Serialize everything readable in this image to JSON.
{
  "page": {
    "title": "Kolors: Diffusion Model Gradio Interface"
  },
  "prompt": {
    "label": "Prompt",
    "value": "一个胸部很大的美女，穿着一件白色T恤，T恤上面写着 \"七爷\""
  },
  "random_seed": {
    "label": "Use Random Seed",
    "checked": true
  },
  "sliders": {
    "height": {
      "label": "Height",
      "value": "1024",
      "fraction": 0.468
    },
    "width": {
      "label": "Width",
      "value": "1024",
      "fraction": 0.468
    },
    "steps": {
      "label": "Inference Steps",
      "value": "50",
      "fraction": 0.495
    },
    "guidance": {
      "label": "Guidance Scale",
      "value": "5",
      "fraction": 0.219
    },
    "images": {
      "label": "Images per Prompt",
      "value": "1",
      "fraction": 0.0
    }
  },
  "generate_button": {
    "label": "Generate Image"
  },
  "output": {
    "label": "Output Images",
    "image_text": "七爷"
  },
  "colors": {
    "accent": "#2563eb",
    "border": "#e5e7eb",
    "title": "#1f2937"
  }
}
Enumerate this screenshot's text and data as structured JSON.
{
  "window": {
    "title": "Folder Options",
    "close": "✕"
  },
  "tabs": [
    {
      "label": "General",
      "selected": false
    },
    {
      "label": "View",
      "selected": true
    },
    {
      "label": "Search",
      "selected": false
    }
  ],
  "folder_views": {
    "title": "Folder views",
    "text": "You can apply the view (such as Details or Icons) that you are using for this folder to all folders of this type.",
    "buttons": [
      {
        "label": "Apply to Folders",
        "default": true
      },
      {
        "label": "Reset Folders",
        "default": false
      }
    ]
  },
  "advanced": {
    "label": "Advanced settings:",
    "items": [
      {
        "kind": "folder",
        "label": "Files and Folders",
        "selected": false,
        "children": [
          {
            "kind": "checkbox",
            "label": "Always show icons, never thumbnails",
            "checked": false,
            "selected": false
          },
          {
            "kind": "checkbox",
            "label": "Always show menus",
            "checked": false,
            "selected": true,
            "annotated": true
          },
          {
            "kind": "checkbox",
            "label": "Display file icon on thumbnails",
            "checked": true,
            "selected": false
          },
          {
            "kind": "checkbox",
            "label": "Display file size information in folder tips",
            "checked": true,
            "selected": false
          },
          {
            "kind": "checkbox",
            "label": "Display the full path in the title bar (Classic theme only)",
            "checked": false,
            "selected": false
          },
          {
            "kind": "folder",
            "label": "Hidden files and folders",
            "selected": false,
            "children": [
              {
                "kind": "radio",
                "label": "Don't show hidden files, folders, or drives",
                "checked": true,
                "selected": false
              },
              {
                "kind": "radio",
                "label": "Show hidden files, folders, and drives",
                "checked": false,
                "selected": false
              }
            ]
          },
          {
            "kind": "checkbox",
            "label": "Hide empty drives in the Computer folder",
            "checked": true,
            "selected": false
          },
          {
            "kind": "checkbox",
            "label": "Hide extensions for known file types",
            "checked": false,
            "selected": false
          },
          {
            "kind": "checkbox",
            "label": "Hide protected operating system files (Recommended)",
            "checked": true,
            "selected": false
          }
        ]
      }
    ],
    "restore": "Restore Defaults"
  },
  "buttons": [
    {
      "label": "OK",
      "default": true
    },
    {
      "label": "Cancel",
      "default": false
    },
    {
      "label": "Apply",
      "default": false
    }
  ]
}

-=-=-=-=-

Task instructions
Your reply is one number: how many lines of the records above contain the word "drives".

Output below
3